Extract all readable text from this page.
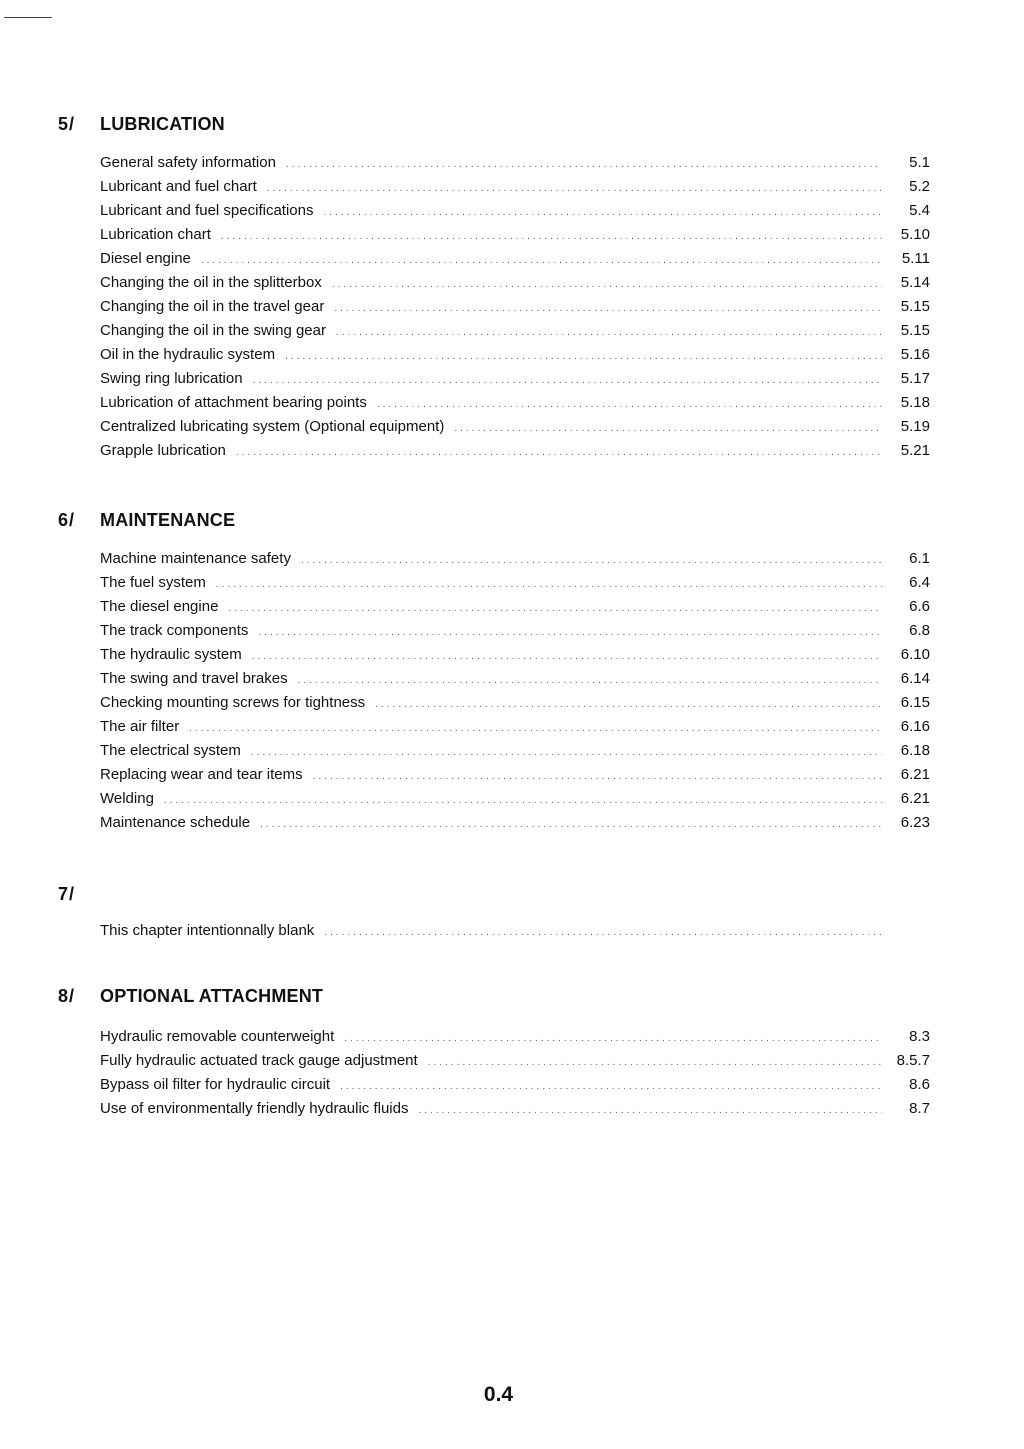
5/ LUBRICATION
General safety information .....	5.1
Lubricant and fuel chart .....	5.2
Lubricant and fuel specifications .....	5.4
Lubrication chart .....	5.10
Diesel engine .....	5.11
Changing the oil in the splitterbox .....	5.14
Changing the oil in the travel gear .....	5.15
Changing the oil in the swing gear .....	5.15
Oil in the hydraulic system .....	5.16
Swing ring lubrication .....	5.17
Lubrication of attachment bearing points .....	5.18
Centralized lubricating system (Optional equipment) .....	5.19
Grapple lubrication .....	5.21
6/ MAINTENANCE
Machine maintenance safety .....	6.1
The fuel system .....	6.4
The diesel engine .....	6.6
The track components .....	6.8
The hydraulic system .....	6.10
The swing and travel brakes .....	6.14
Checking mounting screws for tightness .....	6.15
The air filter .....	6.16
The electrical system .....	6.18
Replacing wear and tear items .....	6.21
Welding .....	6.21
Maintenance schedule .....	6.23
7/
This chapter intentionnally blank
.....
8/ OPTIONAL ATTACHMENT
Hydraulic removable counterweight .....	8.3
Fully hydraulic actuated track gauge adjustment .....	8.5.7
Bypass oil filter for hydraulic circuit .....	8.6
Use of environmentally friendly hydraulic fluids .....	8.7
0.4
==============================
● Task prompt
Search the data for "Changing" and list every line in which it occurs.

● The response
Changing the oil in the splitterbox .....	5.14
Changing the oil in the travel gear .....	5.15
Changing the oil in the swing gear .....	5.15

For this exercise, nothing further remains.